---- RAW RECORDS

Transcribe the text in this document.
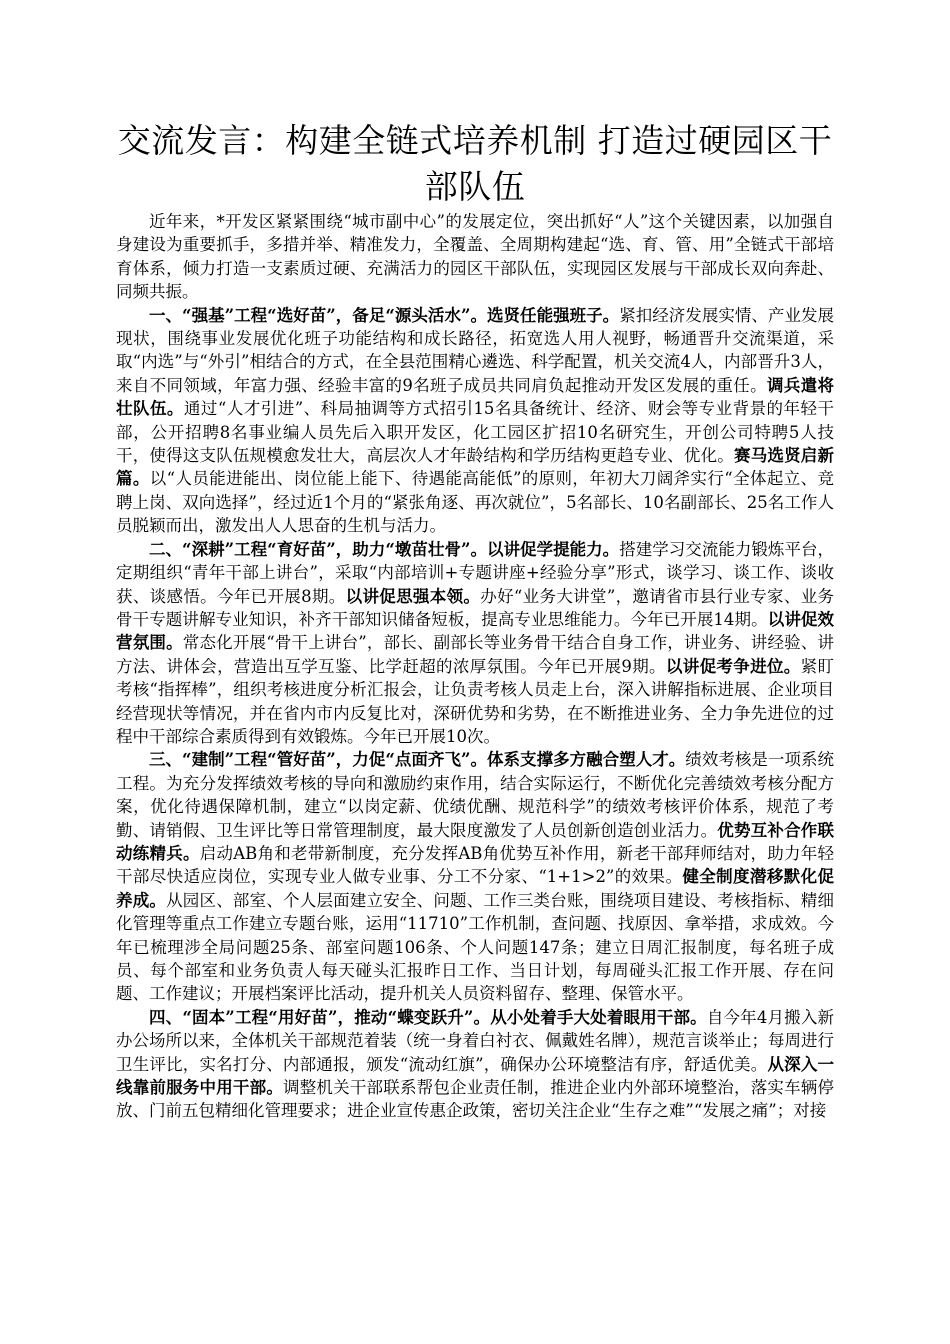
交流发言：构建全链式培养机制 打造过硬园区干部队伍

近年来，*开发区紧紧围绕“城市副中心”的发展定位，突出抓好“人”这个关键因素，以加强自身建设为重要抓手，多措并举、精准发力，全覆盖、全周期构建起“选、育、管、用”全链式干部培育体系，倾力打造一支素质过硬、充满活力的园区干部队伍，实现园区发展与干部成长双向奔赴、同频共振。

一、“强基”工程“选好苗”，备足“源头活水”。选贤任能强班子。紧扣经济发展实情、产业发展现状，围绕事业发展优化班子功能结构和成长路径，拓宽选人用人视野，畅通晋升交流渠道，采取“内选”与“外引”相结合的方式，在全县范围精心遴选、科学配置，机关交流4人，内部晋升3人，来自不同领域，年富力强、经验丰富的9名班子成员共同肩负起推动开发区发展的重任。调兵遣将壮队伍。通过“人才引进”、科局抽调等方式招引15名具备统计、经济、财会等专业背景的年轻干部，公开招聘8名事业编人员先后入职开发区，化工园区扩招10名研究生，开创公司特聘5人技干，使得这支队伍规模愈发壮大，高层次人才年龄结构和学历结构更趋专业、优化。赛马选贤启新篇。以“人员能进能出、岗位能上能下、待遇能高能低”的原则，年初大刀阔斧实行“全体起立、竞聘上岗、双向选择”，经过近1个月的“紧张角逐、再次就位”，5名部长、10名副部长、25名工作人员脱颖而出，激发出人人思奋的生机与活力。

二、“深耕”工程“育好苗”，助力“墩苗壮骨”。以讲促学提能力。搭建学习交流能力锻炼平台，定期组织“青年干部上讲台”，采取“内部培训+专题讲座+经验分享”形式，谈学习、谈工作、谈收获、谈感悟。今年已开展8期。以讲促思强本领。办好“业务大讲堂”，邀请省市县行业专家、业务骨干专题讲解专业知识，补齐干部知识储备短板，提高专业思维能力。今年已开展14期。以讲促效营氛围。常态化开展“骨干上讲台”，部长、副部长等业务骨干结合自身工作，讲业务、讲经验、讲方法、讲体会，营造出互学互鉴、比学赶超的浓厚氛围。今年已开展9期。以讲促考争进位。紧盯考核“指挥棒”，组织考核进度分析汇报会，让负责考核人员走上台，深入讲解指标进展、企业项目经营现状等情况，并在省内市内反复比对，深研优势和劣势，在不断推进业务、全力争先进位的过程中干部综合素质得到有效锻炼。今年已开展10次。

三、“建制”工程“管好苗”，力促“点面齐飞”。体系支撑多方融合塑人才。绩效考核是一项系统工程。为充分发挥绩效考核的导向和激励约束作用，结合实际运行，不断优化完善绩效考核分配方案，优化待遇保障机制，建立“以岗定薪、优绩优酬、规范科学”的绩效考核评价体系，规范了考勤、请销假、卫生评比等日常管理制度，最大限度激发了人员创新创造创业活力。优势互补合作联动练精兵。启动AB角和老带新制度，充分发挥AB角优势互补作用，新老干部拜师结对，助力年轻干部尽快适应岗位，实现专业人做专业事、分工不分家、“1+1>2”的效果。健全制度潜移默化促养成。从园区、部室、个人层面建立安全、问题、工作三类台账，围绕项目建设、考核指标、精细化管理等重点工作建立专题台账，运用“11710”工作机制，查问题、找原因、拿举措，求成效。今年已梳理涉全局问题25条、部室问题106条、个人问题147条；建立日周汇报制度，每名班子成员、每个部室和业务负责人每天碰头汇报昨日工作、当日计划，每周碰头汇报工作开展、存在问题、工作建议；开展档案评比活动，提升机关人员资料留存、整理、保管水平。

四、“固本”工程“用好苗”，推动“蝶变跃升”。从小处着手大处着眼用干部。自今年4月搬入新办公场所以来，全体机关干部规范着装（统一身着白衬衣、佩戴姓名牌），规范言谈举止；每周进行卫生评比，实名打分、内部通报，颁发“流动红旗”，确保办公环境整洁有序，舒适优美。从深入一线靠前服务中用干部。调整机关干部联系帮包企业责任制，推进企业内外部环境整治，落实车辆停放、门前五包精细化管理要求；进企业宣传惠企政策，密切关注企业“生存之难”“发展之痛”；对接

--------

TASK INSTRUCTIONS :: Restate each of the entries above word for word and skip every image.

WRITTEN REPLY ::
Transcribe the text in this document.
交流发言：构建全链式培养机制 打造过硬园区干部队伍

近年来，*开发区紧紧围绕“城市副中心”的发展定位，突出抓好“人”这个关键因素，以加强自身建设为重要抓手，多措并举、精准发力，全覆盖、全周期构建起“选、育、管、用”全链式干部培育体系，倾力打造一支素质过硬、充满活力的园区干部队伍，实现园区发展与干部成长双向奔赴、同频共振。

一、“强基”工程“选好苗”，备足“源头活水”。选贤任能强班子。紧扣经济发展实情、产业发展现状，围绕事业发展优化班子功能结构和成长路径，拓宽选人用人视野，畅通晋升交流渠道，采取“内选”与“外引”相结合的方式，在全县范围精心遴选、科学配置，机关交流4人，内部晋升3人，来自不同领域，年富力强、经验丰富的9名班子成员共同肩负起推动开发区发展的重任。调兵遣将壮队伍。通过“人才引进”、科局抽调等方式招引15名具备统计、经济、财会等专业背景的年轻干部，公开招聘8名事业编人员先后入职开发区，化工园区扩招10名研究生，开创公司特聘5人技干，使得这支队伍规模愈发壮大，高层次人才年龄结构和学历结构更趋专业、优化。赛马选贤启新篇。以“人员能进能出、岗位能上能下、待遇能高能低”的原则，年初大刀阔斧实行“全体起立、竞聘上岗、双向选择”，经过近1个月的“紧张角逐、再次就位”，5名部长、10名副部长、25名工作人员脱颖而出，激发出人人思奋的生机与活力。

二、“深耕”工程“育好苗”，助力“墩苗壮骨”。以讲促学提能力。搭建学习交流能力锻炼平台，定期组织“青年干部上讲台”，采取“内部培训+专题讲座+经验分享”形式，谈学习、谈工作、谈收获、谈感悟。今年已开展8期。以讲促思强本领。办好“业务大讲堂”，邀请省市县行业专家、业务骨干专题讲解专业知识，补齐干部知识储备短板，提高专业思维能力。今年已开展14期。以讲促效营氛围。常态化开展“骨干上讲台”，部长、副部长等业务骨干结合自身工作，讲业务、讲经验、讲方法、讲体会，营造出互学互鉴、比学赶超的浓厚氛围。今年已开展9期。以讲促考争进位。紧盯考核“指挥棒”，组织考核进度分析汇报会，让负责考核人员走上台，深入讲解指标进展、企业项目经营现状等情况，并在省内市内反复比对，深研优势和劣势，在不断推进业务、全力争先进位的过程中干部综合素质得到有效锻炼。今年已开展10次。

三、“建制”工程“管好苗”，力促“点面齐飞”。体系支撑多方融合塑人才。绩效考核是一项系统工程。为充分发挥绩效考核的导向和激励约束作用，结合实际运行，不断优化完善绩效考核分配方案，优化待遇保障机制，建立“以岗定薪、优绩优酬、规范科学”的绩效考核评价体系，规范了考勤、请销假、卫生评比等日常管理制度，最大限度激发了人员创新创造创业活力。优势互补合作联动练精兵。启动AB角和老带新制度，充分发挥AB角优势互补作用，新老干部拜师结对，助力年轻干部尽快适应岗位，实现专业人做专业事、分工不分家、“1+1>2”的效果。健全制度潜移默化促养成。从园区、部室、个人层面建立安全、问题、工作三类台账，围绕项目建设、考核指标、精细化管理等重点工作建立专题台账，运用“11710”工作机制，查问题、找原因、拿举措，求成效。今年已梳理涉全局问题25条、部室问题106条、个人问题147条；建立日周汇报制度，每名班子成员、每个部室和业务负责人每天碰头汇报昨日工作、当日计划，每周碰头汇报工作开展、存在问题、工作建议；开展档案评比活动，提升机关人员资料留存、整理、保管水平。

四、“固本”工程“用好苗”，推动“蝶变跃升”。从小处着手大处着眼用干部。自今年4月搬入新办公场所以来，全体机关干部规范着装（统一身着白衬衣、佩戴姓名牌），规范言谈举止；每周进行卫生评比，实名打分、内部通报，颁发“流动红旗”，确保办公环境整洁有序，舒适优美。从深入一线靠前服务中用干部。调整机关干部联系帮包企业责任制，推进企业内外部环境整治，落实车辆停放、门前五包精细化管理要求；进企业宣传惠企政策，密切关注企业“生存之难”“发展之痛”；对接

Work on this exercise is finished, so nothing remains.